Figure record listings
===============

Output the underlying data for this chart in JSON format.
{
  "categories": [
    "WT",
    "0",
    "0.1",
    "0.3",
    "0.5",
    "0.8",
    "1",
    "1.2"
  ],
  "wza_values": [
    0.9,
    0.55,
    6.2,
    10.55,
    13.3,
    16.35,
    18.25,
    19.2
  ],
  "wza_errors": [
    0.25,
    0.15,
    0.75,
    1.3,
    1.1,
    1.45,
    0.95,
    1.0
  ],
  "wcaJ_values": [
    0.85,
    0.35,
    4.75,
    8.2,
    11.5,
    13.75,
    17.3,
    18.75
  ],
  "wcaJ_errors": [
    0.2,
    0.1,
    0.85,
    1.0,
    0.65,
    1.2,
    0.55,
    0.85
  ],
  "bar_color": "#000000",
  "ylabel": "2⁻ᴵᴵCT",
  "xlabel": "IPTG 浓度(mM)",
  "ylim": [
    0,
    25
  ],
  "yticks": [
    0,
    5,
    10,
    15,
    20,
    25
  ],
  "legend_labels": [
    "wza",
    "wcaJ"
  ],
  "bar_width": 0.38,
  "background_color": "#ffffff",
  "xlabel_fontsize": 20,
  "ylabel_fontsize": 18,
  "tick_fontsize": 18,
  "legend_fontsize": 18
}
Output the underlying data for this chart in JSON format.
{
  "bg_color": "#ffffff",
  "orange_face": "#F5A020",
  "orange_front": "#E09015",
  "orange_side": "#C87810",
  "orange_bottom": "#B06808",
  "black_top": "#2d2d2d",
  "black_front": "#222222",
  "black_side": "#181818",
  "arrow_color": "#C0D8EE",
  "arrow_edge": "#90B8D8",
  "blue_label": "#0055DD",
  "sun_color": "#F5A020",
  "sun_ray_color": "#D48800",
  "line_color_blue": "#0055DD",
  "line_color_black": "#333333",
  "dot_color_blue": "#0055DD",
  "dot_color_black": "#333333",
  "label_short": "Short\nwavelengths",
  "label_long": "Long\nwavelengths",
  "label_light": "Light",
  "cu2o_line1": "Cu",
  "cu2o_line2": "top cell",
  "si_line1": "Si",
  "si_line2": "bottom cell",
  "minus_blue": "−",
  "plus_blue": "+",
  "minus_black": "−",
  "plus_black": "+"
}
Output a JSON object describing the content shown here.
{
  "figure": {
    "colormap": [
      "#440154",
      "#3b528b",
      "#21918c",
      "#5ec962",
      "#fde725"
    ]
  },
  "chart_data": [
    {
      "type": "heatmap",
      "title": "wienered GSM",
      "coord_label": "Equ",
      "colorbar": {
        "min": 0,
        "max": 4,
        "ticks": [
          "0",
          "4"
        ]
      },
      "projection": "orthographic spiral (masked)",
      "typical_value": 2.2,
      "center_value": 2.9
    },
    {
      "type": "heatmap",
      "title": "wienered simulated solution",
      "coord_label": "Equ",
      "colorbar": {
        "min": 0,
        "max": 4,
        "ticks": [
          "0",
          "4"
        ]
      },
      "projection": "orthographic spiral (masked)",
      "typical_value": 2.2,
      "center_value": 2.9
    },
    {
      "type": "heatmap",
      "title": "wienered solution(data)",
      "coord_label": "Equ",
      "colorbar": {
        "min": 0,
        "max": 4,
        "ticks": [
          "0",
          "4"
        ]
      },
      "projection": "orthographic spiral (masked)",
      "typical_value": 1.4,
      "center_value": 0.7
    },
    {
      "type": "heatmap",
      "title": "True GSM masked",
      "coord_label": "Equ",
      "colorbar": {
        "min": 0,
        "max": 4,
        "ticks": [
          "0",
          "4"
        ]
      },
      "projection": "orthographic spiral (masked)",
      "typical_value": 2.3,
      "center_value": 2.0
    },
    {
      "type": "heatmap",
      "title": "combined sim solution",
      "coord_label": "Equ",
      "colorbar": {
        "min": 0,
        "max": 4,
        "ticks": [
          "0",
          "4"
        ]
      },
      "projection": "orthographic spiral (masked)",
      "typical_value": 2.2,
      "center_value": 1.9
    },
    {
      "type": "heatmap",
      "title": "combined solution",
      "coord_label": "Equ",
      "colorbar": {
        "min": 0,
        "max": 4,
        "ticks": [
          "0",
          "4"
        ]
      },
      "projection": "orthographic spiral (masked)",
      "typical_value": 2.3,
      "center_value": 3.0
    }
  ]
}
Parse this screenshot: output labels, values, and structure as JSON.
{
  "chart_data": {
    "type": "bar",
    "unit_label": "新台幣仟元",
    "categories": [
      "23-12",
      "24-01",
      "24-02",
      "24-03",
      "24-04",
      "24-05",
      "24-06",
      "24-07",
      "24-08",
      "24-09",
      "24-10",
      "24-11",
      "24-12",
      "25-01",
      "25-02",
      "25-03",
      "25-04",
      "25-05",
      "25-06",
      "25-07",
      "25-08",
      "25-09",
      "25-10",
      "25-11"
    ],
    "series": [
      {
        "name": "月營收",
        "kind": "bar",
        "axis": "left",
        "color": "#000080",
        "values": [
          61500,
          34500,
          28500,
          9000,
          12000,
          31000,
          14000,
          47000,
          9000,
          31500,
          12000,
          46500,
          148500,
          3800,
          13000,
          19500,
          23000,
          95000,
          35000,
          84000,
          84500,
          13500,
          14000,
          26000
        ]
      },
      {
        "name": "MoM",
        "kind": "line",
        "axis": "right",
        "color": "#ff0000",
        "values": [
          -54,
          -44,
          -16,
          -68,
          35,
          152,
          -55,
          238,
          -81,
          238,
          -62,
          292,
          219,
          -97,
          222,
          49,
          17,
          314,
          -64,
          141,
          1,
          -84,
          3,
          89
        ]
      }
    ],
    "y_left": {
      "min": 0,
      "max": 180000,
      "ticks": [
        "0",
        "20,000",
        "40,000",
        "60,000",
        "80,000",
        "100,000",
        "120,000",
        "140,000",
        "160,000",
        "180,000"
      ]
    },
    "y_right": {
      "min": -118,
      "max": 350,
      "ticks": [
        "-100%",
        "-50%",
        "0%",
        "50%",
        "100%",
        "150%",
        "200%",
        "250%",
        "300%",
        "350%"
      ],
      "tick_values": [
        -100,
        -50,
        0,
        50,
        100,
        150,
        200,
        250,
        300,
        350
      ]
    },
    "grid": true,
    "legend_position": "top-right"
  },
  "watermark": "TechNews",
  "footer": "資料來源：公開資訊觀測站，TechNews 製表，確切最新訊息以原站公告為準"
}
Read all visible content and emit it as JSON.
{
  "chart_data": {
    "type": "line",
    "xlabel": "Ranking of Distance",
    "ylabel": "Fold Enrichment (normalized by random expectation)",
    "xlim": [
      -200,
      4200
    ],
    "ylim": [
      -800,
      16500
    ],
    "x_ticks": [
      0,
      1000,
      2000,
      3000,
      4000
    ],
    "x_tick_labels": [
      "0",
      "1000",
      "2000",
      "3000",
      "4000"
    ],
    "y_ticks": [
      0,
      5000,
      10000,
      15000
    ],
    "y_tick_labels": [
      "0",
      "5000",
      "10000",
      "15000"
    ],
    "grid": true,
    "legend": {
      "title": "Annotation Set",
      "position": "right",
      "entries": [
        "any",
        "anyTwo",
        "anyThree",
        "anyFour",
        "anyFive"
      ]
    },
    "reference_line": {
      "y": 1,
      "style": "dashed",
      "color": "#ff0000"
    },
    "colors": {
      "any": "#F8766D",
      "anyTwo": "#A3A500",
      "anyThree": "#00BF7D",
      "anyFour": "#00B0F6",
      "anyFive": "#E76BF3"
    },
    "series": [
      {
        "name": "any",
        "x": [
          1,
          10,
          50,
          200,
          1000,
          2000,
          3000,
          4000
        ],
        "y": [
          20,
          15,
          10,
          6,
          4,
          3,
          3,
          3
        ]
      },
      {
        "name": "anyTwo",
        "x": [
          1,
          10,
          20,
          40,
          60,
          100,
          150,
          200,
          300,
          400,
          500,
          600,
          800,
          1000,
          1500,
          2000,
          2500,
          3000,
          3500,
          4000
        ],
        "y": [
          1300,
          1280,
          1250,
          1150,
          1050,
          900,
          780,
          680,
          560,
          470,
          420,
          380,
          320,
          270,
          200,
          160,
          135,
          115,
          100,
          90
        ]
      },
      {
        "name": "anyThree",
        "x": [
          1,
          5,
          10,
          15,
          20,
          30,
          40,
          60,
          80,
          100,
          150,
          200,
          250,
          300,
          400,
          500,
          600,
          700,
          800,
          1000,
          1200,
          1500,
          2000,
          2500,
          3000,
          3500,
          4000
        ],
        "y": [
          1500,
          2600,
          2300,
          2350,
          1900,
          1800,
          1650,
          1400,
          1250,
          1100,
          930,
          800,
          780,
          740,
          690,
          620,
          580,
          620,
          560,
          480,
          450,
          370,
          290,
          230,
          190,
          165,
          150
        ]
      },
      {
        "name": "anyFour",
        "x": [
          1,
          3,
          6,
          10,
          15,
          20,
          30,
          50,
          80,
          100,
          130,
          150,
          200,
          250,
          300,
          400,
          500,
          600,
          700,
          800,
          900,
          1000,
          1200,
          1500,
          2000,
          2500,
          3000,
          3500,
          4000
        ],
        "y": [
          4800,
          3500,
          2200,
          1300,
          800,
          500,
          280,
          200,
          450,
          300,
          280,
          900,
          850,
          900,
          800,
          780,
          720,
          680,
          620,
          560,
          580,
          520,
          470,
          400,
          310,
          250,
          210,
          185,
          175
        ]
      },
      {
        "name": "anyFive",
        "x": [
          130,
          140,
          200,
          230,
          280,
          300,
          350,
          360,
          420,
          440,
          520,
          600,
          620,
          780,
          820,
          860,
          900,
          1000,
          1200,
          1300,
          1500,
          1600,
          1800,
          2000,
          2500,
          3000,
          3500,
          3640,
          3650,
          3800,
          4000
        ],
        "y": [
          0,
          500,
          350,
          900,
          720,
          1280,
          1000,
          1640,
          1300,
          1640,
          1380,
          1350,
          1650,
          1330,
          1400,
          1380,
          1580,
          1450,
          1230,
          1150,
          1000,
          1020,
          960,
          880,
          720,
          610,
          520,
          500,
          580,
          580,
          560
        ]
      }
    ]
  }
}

===============

■ WHAT IS ASKED
Search the listing for the string "anyFive". Copy each line where it turns up.

■ ANSWER TO THIS PROBLEM
        "anyFive"
      "anyFive": "#E76BF3"
        "name": "anyFive",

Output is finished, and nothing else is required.